Site Reliability Engineer

Sumo Logic

Région

N/A
  • Role can be remote - from anywhere in Poland

We are a cloud-native SaaS machine data analytics platform, solving complex monitoring problems for DevOps, SecOps and ITOps teams.  Our customers, including Airbnb, Twitter, BBC and Toyota, choose our solution because it allows them to easily monitor and optimise their large scale applications.

Our micro services architecture in AWS ingests hundreds of TB daily across many geographic regions. We also have short release cycles and no legacy versions to maintain. We write in Scala and use open-source technologies such as Kafka, Kubernetes and Cassandra.

As a Site Reliability Engineer you will work towards enhancing the reliability of Sumo Logic product. Our customers rely not only on a rich feature set of the product but also on it being always available - often it’s their primary tool for maintaining their own software. 

The SRE team is unique in Sumo Logic as it doesn’t own any product service, you will work towards the whole codebase of the Sumo Logic product. You will identify the weakest links in either reliability or performance, research and benchmark possible improvements, and implement solutions in cooperation with the owning teams. You will not focus narrowly, there’s a broad spectrum of topics and projects you might get involved in. You will not operate the software, but create tools for other teams to increase visibility, observability, and scalability of Sumo Logic services.

## Task set
a – Copy the rows below word for word. Begin at their first line and stop after the line that contains "add-files-checkbox[interactable] xyxy=(107,109,121,123)".
b – Please continue the Site Reliability Engineer job posting above, picking up after its last sentence.

## Task data
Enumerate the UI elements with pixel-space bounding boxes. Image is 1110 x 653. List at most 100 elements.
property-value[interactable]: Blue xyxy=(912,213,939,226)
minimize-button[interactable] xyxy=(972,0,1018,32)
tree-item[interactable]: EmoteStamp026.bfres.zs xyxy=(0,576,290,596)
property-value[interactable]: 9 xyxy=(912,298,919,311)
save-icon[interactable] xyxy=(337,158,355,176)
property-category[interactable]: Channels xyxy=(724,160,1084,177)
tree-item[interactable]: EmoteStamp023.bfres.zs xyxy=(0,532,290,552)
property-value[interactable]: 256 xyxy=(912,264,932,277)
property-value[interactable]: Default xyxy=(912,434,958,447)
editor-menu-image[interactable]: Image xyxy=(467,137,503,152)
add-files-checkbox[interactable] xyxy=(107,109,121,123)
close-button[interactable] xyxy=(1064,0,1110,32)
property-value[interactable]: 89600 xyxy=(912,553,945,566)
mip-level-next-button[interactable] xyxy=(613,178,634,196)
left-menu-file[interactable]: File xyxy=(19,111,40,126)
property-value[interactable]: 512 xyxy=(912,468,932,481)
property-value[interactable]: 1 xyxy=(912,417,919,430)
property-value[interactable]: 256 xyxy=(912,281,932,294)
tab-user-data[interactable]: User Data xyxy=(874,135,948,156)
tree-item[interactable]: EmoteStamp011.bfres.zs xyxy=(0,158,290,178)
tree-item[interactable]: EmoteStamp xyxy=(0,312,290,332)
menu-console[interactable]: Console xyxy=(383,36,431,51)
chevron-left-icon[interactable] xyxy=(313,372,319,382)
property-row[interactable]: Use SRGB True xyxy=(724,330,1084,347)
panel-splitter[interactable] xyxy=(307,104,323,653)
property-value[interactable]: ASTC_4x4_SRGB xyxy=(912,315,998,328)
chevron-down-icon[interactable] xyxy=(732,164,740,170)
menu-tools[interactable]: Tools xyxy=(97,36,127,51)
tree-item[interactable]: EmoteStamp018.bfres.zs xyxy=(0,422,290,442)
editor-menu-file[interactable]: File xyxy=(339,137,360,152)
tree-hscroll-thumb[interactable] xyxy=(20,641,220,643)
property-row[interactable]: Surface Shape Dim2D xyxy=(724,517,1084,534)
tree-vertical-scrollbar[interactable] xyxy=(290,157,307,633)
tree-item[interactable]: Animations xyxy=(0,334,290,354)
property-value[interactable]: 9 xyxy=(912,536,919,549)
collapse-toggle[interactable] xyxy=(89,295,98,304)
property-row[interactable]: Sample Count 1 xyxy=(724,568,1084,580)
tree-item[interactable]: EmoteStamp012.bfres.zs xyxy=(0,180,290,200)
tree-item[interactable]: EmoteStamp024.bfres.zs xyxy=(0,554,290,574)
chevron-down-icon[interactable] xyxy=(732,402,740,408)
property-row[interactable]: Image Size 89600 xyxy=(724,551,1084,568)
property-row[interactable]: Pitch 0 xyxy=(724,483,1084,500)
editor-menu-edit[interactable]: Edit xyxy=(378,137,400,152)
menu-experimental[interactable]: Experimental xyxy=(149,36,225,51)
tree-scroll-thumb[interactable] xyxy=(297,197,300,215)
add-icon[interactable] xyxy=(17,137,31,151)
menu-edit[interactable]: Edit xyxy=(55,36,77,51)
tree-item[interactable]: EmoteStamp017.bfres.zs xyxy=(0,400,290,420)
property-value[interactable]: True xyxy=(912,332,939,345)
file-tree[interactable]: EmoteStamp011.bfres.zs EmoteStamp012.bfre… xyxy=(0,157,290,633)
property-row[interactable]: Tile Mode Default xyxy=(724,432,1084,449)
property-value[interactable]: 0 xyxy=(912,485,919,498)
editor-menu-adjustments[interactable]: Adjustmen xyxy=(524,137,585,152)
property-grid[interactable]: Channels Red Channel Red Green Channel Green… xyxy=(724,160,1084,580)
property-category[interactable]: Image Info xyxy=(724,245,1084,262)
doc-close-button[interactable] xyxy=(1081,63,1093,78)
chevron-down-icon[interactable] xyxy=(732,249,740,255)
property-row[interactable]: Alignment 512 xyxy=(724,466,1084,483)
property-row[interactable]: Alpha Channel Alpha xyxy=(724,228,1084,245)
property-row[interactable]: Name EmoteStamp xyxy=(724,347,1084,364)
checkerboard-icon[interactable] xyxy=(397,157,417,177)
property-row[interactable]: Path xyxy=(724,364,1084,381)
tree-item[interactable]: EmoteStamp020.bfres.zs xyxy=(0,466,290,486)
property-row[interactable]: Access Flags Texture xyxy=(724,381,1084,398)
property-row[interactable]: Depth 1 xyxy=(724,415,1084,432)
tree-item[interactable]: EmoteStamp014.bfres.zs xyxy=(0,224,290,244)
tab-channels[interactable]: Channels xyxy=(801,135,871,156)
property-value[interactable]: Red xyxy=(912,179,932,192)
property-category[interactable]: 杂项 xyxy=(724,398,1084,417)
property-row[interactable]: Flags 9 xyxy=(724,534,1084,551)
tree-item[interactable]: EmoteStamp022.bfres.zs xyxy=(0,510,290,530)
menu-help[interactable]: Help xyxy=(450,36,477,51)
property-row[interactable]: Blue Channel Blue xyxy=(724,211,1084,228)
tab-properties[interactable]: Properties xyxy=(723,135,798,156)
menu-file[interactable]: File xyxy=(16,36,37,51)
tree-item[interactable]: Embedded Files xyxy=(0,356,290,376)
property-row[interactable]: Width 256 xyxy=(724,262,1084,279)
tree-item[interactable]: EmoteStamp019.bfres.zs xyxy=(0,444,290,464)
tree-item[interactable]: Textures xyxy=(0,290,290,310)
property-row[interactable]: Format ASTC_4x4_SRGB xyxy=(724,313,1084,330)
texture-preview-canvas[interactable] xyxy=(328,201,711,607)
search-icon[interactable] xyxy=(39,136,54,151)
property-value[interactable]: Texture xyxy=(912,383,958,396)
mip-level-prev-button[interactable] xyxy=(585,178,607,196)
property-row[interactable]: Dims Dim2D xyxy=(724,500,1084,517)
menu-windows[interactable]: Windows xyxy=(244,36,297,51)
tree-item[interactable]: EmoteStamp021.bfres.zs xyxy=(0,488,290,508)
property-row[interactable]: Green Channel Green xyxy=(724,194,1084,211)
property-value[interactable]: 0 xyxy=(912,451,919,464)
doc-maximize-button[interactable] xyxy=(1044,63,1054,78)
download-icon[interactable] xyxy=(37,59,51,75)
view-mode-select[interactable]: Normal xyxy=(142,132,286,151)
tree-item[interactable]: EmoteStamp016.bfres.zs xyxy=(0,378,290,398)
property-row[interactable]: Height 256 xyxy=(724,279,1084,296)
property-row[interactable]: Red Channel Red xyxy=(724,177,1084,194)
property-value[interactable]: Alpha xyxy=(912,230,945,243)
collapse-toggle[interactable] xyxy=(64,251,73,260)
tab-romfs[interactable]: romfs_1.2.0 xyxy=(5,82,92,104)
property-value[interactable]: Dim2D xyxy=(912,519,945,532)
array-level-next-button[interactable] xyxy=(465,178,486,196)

## Solved tasks
a –
Enumerate the UI elements with pixel-space bounding boxes. Image is 1110 x 653. List at most 100 elements.
property-value[interactable]: Blue xyxy=(912,213,939,226)
minimize-button[interactable] xyxy=(972,0,1018,32)
tree-item[interactable]: EmoteStamp026.bfres.zs xyxy=(0,576,290,596)
property-value[interactable]: 9 xyxy=(912,298,919,311)
save-icon[interactable] xyxy=(337,158,355,176)
property-category[interactable]: Channels xyxy=(724,160,1084,177)
tree-item[interactable]: EmoteStamp023.bfres.zs xyxy=(0,532,290,552)
property-value[interactable]: 256 xyxy=(912,264,932,277)
property-value[interactable]: Default xyxy=(912,434,958,447)
editor-menu-image[interactable]: Image xyxy=(467,137,503,152)
add-files-checkbox[interactable] xyxy=(107,109,121,123)

b –
As a Senior Site Reliability Engineer you will:

Deal with software which processes data at a huge scale

Identify reliability improvement areas based on past evidence of production incidents

Program in Scala

Research, benchmark, optimise and implement solutions aiming at improving the performance and reliability of our product

Work with other teams in Sumo Logic Engineering to increase the observability of their services, share reliability knowledge, automate toil, improve their tooling and replace manual processes

Example projects:

SLI (Service Level Indicator) monitoring

Performance measurements and visualisation tooling (perf, ebpf, flamegraphs)

Configuration as Code

Optimising usage of cloud services (AWS)

You have:

At least BSc in Computer Science or related field

6+ (Senior) / 9+ (Staff) years of professional experience

Good coding skills in any language. Object oriented languages are preferred

Strong troubleshooting skills in complex systems

Ability to rapidly learn new software, frameworks, open source tools and development languages

Strong knowledge of large-scale internet service architecture (e.g. load balancing)

Strong understanding of Unix and TCP/IP fundamentals

Ideally you also have:

Experience with performance, scalability, and reliability issues of 24x7 commercial services

Proficiency with the Amazon AWS ecosystem

Self-driven and being proactive

Configuration and maintenance of common infrastructure such as Apache ZooKeeper, HAProxy

Experience working in a test-driven environment

Why it’s worth applying:

Great salary - employment contract (65% authorship costs).

Strong engineering teams.

Stock (RSU) grant.

$2000 / year education budget + 2 extra days off. 

4 extra days off in 2022 (Sumo Wellness Days).

Hack weeks and tech talks.

Private healthcare for you and your family.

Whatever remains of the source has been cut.